### [Instructions to follow]
All lines in the data bearing the string "month" should be identified and copied.

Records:
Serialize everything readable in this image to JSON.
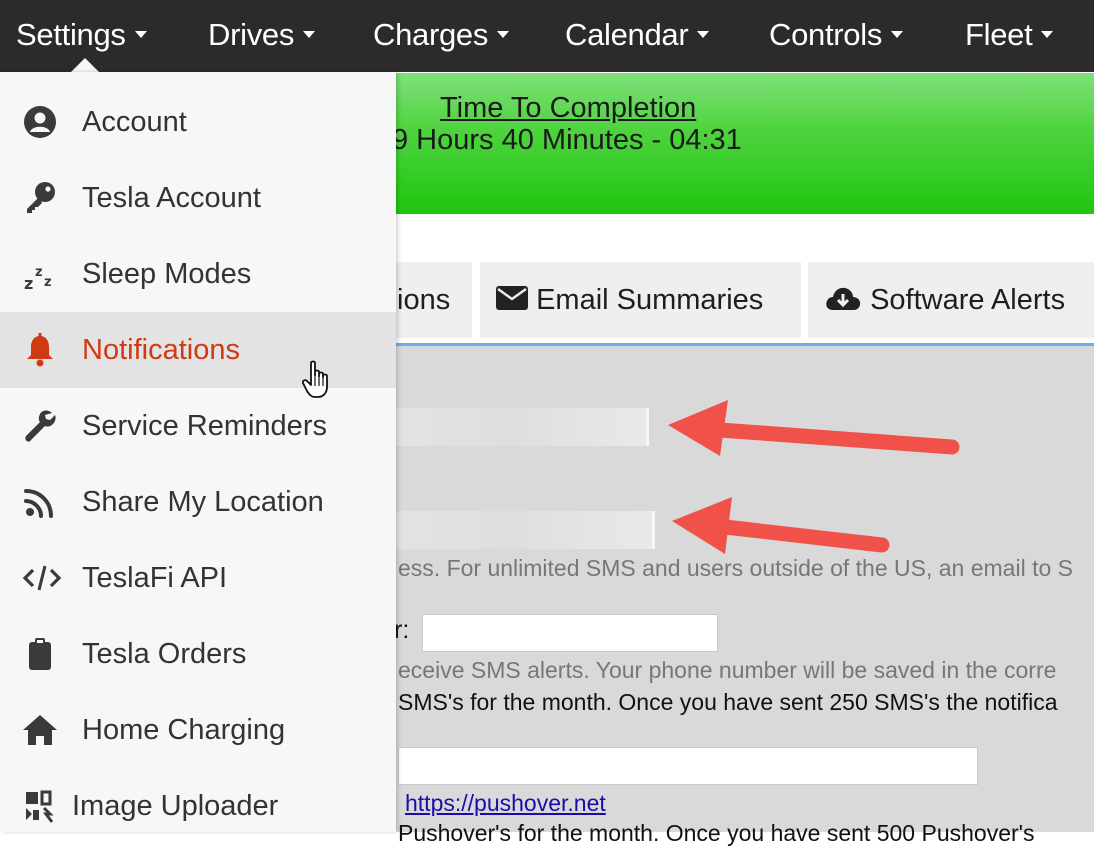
{
  "navbar": {
    "items": [
      {
        "label": "Settings"
      },
      {
        "label": "Drives"
      },
      {
        "label": "Charges"
      },
      {
        "label": "Calendar"
      },
      {
        "label": "Controls"
      },
      {
        "label": "Fleet"
      }
    ]
  },
  "banner": {
    "title": "Time To Completion",
    "time": "9 Hours 40 Minutes - 04:31"
  },
  "tabs": [
    {
      "label": "ions",
      "icon": "clipped-icon"
    },
    {
      "label": "Email Summaries",
      "icon": "envelope-icon"
    },
    {
      "label": "Software Alerts",
      "icon": "cloud-download-icon"
    }
  ],
  "settings_menu": {
    "items": [
      {
        "label": "Account",
        "icon": "user-circle-icon"
      },
      {
        "label": "Tesla Account",
        "icon": "key-icon"
      },
      {
        "label": "Sleep Modes",
        "icon": "sleep-icon"
      },
      {
        "label": "Notifications",
        "icon": "bell-icon",
        "active": true
      },
      {
        "label": "Service Reminders",
        "icon": "wrench-icon"
      },
      {
        "label": "Share My Location",
        "icon": "rss-icon"
      },
      {
        "label": "TeslaFi API",
        "icon": "code-icon"
      },
      {
        "label": "Tesla Orders",
        "icon": "clipboard-icon"
      },
      {
        "label": "Home Charging",
        "icon": "home-icon"
      },
      {
        "label": "Image Uploader",
        "icon": "image-upload-icon"
      }
    ]
  },
  "content": {
    "sms_note": "ess. For unlimited SMS and users outside of the US, an email to S",
    "phone_label": "r:",
    "phone_value": "",
    "phone_help": "eceive SMS alerts. Your phone number will be saved in the corre",
    "sms_count": "SMS's for the month. Once you have sent 250 SMS's the notifica",
    "pushover_value": "",
    "pushover_link": "https://pushover.net",
    "pushover_count": "Pushover's for the month. Once you have sent 500 Pushover's"
  },
  "colors": {
    "navbar_bg": "#2b2b2b",
    "banner_green": "#1fc611",
    "active_menu": "#d03a12",
    "annotation_arrow": "#f0524a",
    "tab_underline": "#6aaef0"
  }
}
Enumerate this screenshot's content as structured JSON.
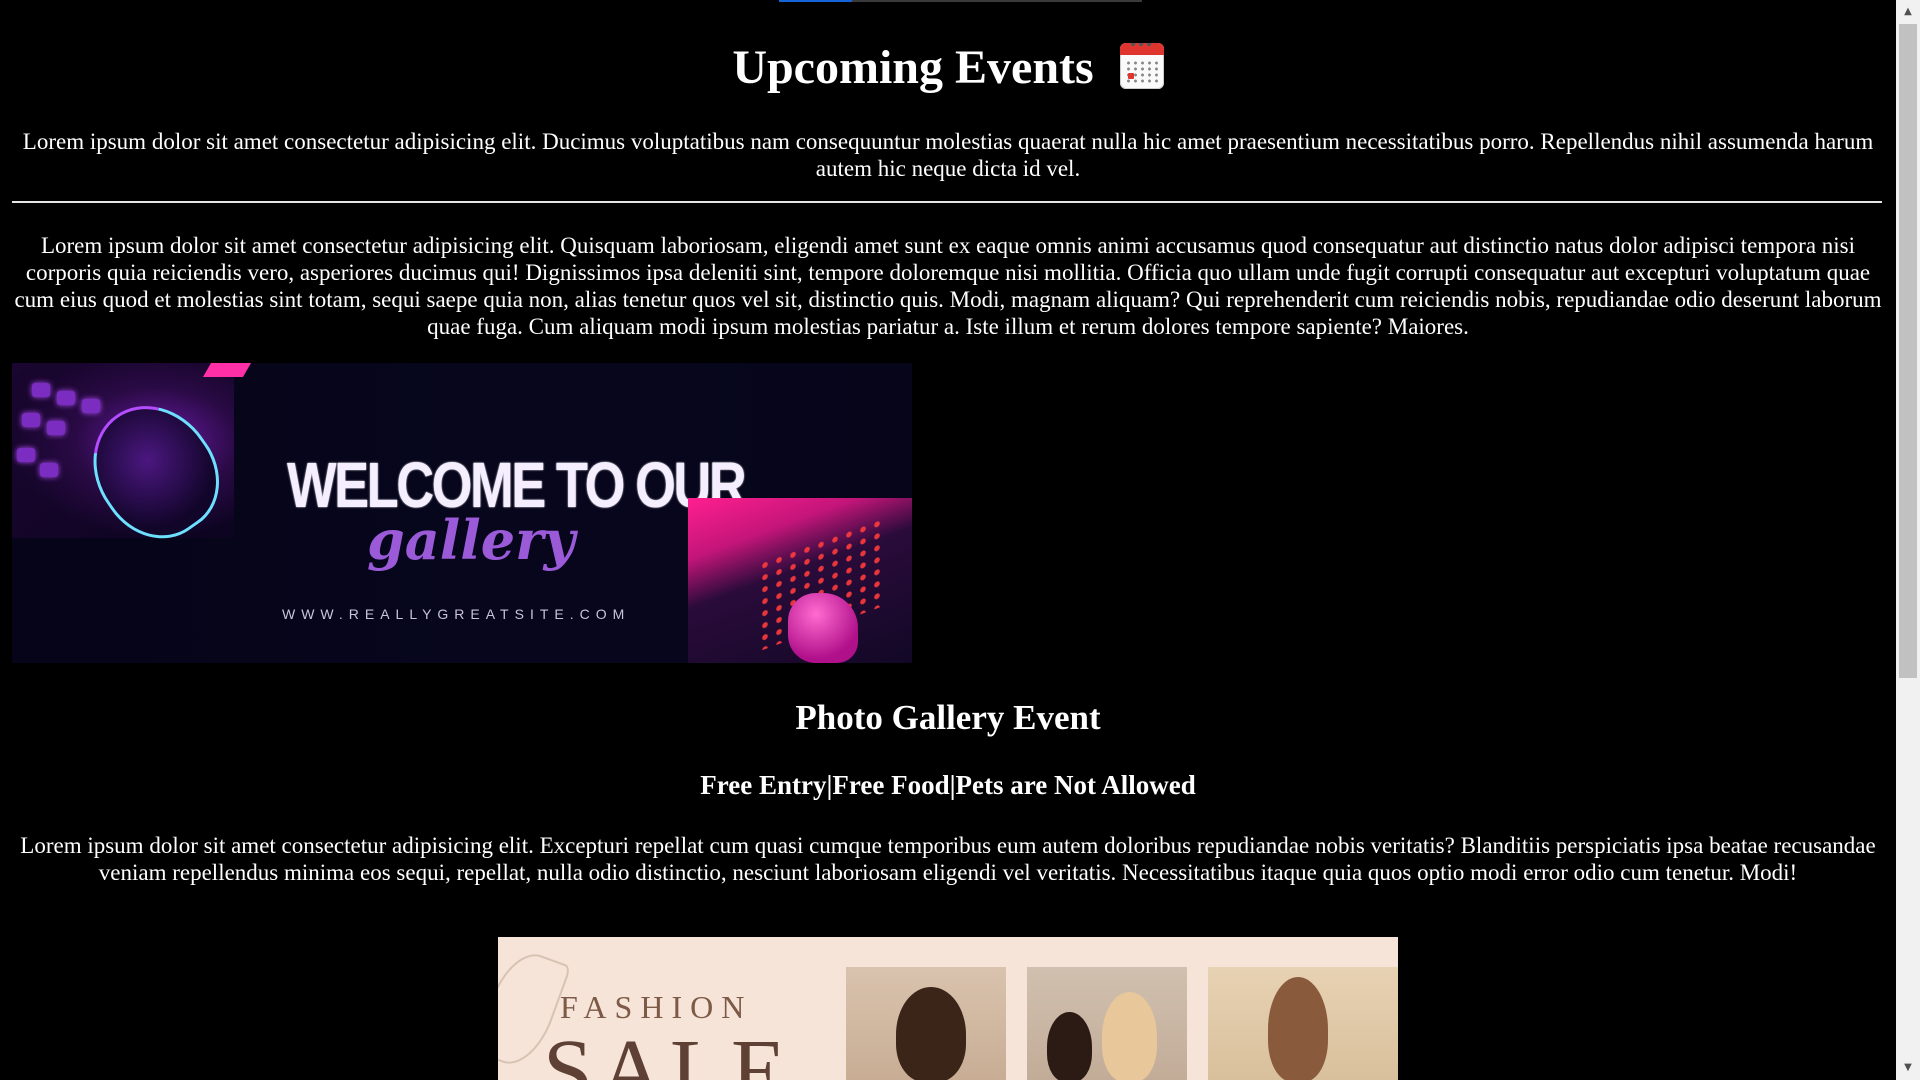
{
  "header": {
    "title": "Upcoming Events",
    "title_icon": "calendar-icon",
    "intro": "Lorem ipsum dolor sit amet consectetur adipisicing elit. Ducimus voluptatibus nam consequuntur molestias quaerat nulla hic amet praesentium necessitatibus porro. Repellendus nihil assumenda harum autem hic neque dicta id vel."
  },
  "body_text": "Lorem ipsum dolor sit amet consectetur adipisicing elit. Quisquam laboriosam, eligendi amet sunt ex eaque omnis animi accusamus quod consequatur aut distinctio natus dolor adipisci tempora nisi corporis quia reiciendis vero, asperiores ducimus qui! Dignissimos ipsa deleniti sint, tempore doloremque nisi mollitia. Officia quo ullam unde fugit corrupti consequatur aut excepturi voluptatum quae cum eius quod et molestias sint totam, sequi saepe quia non, alias tenetur quos vel sit, distinctio quis. Modi, magnam aliquam? Qui reprehenderit cum reiciendis nobis, repudiandae odio deserunt laborum quae fuga. Cum aliquam modi ipsum molestias pariatur a. Iste illum et rerum dolores tempore sapiente? Maiores.",
  "gallery_banner": {
    "title": "WELCOME TO OUR",
    "script": "gallery",
    "url": "WWW.REALLYGREATSITE.COM"
  },
  "event": {
    "title": "Photo Gallery Event",
    "subtitle": "Free Entry|Free Food|Pets are Not Allowed",
    "description": "Lorem ipsum dolor sit amet consectetur adipisicing elit. Excepturi repellat cum quasi cumque temporibus eum autem doloribus repudiandae nobis veritatis? Blanditiis perspiciatis ipsa beatae recusandae veniam repellendus minima eos sequi, repellat, nulla odio distinctio, nesciunt laboriosam eligendi vel veritatis. Necessitatibus itaque quia quos optio modi error odio cum tenetur. Modi!"
  },
  "fashion_banner": {
    "label": "FASHION",
    "headline": "SALE"
  },
  "progress": {
    "fraction": 0.2
  },
  "colors": {
    "background": "#000000",
    "text": "#ffffff",
    "accent_progress": "#1565d8",
    "fashion_bg": "#f6e4d8"
  }
}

### [Full response]
    "sms_count": "SMS's for the month. Once you have sent 250 SMS's the notifica",
    "pushover_count": "Pushover's for the month. Once you have sent 500 Pushover's"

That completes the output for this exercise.